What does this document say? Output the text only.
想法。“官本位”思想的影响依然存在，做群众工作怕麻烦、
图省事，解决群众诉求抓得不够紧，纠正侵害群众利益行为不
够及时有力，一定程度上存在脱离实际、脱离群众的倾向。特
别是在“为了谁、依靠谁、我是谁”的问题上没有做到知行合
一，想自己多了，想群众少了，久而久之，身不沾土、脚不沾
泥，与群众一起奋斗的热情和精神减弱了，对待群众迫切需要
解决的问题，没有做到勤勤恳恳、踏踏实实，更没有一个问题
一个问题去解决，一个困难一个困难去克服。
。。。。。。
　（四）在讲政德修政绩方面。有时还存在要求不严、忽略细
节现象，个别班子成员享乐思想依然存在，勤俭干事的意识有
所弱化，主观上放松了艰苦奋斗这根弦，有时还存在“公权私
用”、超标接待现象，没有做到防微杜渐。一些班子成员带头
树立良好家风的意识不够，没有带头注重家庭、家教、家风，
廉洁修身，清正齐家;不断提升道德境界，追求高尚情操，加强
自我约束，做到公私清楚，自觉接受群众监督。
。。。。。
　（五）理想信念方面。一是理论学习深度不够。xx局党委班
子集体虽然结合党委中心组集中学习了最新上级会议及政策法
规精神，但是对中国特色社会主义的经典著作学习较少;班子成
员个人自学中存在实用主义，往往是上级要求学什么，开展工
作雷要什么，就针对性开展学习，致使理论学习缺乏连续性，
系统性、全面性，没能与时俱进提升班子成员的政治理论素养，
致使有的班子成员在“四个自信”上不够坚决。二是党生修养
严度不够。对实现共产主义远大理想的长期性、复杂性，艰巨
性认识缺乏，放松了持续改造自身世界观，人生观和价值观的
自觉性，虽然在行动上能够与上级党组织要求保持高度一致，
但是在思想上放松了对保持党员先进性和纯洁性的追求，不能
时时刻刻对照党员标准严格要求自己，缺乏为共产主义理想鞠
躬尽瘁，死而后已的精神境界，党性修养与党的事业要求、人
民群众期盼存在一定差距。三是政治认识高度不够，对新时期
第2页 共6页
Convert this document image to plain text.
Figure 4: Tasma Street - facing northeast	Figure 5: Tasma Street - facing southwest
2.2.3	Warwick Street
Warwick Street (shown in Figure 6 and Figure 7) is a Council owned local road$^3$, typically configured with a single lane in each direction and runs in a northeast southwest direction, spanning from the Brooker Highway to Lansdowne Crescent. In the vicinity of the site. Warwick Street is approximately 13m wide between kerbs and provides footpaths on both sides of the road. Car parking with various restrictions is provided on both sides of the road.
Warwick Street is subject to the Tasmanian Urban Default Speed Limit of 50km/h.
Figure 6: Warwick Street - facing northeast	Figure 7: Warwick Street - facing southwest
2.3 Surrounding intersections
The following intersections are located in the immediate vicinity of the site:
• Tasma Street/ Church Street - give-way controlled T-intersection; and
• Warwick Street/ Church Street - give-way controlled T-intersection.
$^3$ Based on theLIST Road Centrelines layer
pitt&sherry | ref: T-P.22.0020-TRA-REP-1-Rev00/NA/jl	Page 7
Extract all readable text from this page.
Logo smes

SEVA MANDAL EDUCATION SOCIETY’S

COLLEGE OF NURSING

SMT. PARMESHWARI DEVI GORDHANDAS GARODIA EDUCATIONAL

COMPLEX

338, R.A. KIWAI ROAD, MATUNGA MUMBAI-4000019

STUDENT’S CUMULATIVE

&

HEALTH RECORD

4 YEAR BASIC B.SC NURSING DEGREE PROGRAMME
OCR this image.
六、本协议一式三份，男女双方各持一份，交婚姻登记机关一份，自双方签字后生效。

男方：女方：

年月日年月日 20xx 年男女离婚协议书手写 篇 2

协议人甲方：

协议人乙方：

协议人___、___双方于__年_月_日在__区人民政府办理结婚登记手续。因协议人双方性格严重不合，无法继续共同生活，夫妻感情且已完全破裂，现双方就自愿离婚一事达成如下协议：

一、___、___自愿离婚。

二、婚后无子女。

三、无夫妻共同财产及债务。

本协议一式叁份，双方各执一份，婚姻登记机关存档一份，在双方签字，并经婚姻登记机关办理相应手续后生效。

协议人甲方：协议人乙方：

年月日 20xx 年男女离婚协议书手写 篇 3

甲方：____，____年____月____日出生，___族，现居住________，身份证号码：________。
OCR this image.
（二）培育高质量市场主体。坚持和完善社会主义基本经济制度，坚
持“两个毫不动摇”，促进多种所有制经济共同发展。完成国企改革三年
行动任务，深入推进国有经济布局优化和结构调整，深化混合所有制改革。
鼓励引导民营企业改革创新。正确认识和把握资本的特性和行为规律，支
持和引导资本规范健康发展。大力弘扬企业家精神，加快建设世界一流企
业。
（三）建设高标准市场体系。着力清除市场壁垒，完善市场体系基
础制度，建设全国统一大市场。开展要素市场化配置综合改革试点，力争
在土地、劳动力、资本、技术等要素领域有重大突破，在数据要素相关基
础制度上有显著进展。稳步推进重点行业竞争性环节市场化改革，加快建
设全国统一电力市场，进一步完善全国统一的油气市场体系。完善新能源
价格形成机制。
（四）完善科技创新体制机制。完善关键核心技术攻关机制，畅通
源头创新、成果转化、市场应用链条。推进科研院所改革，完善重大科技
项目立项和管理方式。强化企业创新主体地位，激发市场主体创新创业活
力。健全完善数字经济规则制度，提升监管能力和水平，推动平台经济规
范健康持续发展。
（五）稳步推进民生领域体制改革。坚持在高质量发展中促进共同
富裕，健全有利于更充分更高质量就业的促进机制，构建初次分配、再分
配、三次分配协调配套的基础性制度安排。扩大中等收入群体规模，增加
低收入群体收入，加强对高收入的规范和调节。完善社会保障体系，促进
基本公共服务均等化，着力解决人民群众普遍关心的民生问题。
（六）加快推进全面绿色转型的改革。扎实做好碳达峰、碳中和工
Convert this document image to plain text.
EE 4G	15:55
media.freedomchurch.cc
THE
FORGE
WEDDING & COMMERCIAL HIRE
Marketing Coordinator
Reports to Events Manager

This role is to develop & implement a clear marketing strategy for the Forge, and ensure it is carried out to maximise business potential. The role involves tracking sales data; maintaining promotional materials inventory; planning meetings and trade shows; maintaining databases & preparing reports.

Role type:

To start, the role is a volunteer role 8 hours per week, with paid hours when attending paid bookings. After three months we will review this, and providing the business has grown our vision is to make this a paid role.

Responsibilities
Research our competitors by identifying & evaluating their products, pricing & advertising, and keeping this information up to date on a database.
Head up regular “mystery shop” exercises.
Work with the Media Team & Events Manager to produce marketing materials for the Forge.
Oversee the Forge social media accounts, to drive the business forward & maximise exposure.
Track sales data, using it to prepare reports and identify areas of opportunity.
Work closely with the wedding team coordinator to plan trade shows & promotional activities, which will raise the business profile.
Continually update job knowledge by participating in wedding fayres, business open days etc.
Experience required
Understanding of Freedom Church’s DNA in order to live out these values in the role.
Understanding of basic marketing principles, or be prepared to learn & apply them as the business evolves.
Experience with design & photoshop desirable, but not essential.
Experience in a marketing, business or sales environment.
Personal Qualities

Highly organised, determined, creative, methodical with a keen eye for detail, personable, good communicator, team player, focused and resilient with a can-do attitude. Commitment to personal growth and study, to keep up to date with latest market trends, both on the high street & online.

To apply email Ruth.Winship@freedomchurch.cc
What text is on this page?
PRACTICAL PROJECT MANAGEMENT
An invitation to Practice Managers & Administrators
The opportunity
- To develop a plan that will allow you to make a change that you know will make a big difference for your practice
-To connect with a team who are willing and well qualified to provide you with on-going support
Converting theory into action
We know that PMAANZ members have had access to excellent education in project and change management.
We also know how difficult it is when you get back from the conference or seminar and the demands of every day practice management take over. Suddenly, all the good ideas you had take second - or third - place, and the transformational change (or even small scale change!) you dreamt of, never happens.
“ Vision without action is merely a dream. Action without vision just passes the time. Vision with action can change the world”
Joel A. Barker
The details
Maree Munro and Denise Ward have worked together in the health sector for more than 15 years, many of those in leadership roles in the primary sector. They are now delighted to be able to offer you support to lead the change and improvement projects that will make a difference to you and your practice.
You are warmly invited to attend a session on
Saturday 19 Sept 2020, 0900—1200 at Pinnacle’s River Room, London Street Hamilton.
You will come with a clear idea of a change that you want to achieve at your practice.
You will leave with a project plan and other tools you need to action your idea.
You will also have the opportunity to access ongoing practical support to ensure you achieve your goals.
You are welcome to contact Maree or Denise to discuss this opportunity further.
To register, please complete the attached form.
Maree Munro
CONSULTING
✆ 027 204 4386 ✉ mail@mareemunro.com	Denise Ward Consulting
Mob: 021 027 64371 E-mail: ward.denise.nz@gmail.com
————————
> **Given instruction**
State the count of lines above containing the string "that", and add nothing to it.

> **Result**
4